INSTRUCTIONS FOR THE TASK:
Below is a listing; copy all of it exactly.

.....

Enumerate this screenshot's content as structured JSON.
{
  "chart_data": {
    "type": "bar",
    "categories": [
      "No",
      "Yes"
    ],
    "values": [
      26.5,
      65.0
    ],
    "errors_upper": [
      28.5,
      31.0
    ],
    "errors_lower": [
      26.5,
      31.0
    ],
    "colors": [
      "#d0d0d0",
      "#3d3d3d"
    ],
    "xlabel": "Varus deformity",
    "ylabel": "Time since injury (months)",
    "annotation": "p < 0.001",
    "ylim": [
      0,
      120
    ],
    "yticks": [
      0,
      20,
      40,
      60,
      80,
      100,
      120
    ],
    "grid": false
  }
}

.....

EXPECTED OUTPUT:
Enumerate this screenshot's content as structured JSON.
{
  "chart_data": {
    "type": "bar",
    "categories": [
      "No",
      "Yes"
    ],
    "values": [
      26.5,
      65.0
    ],
    "errors_upper": [
      28.5,
      31.0
    ],
    "errors_lower": [
      26.5,
      31.0
    ],
    "colors": [
      "#d0d0d0",
      "#3d3d3d"
    ],
    "xlabel": "Varus deformity",
    "ylabel": "Time since injury (months)",
    "annotation": "p < 0.001",
    "ylim": [
      0,
      120
    ],
    "yticks": [
      0,
      20,
      40,
      60,
      80,
      100,
      120
    ],
    "grid": false
  }
}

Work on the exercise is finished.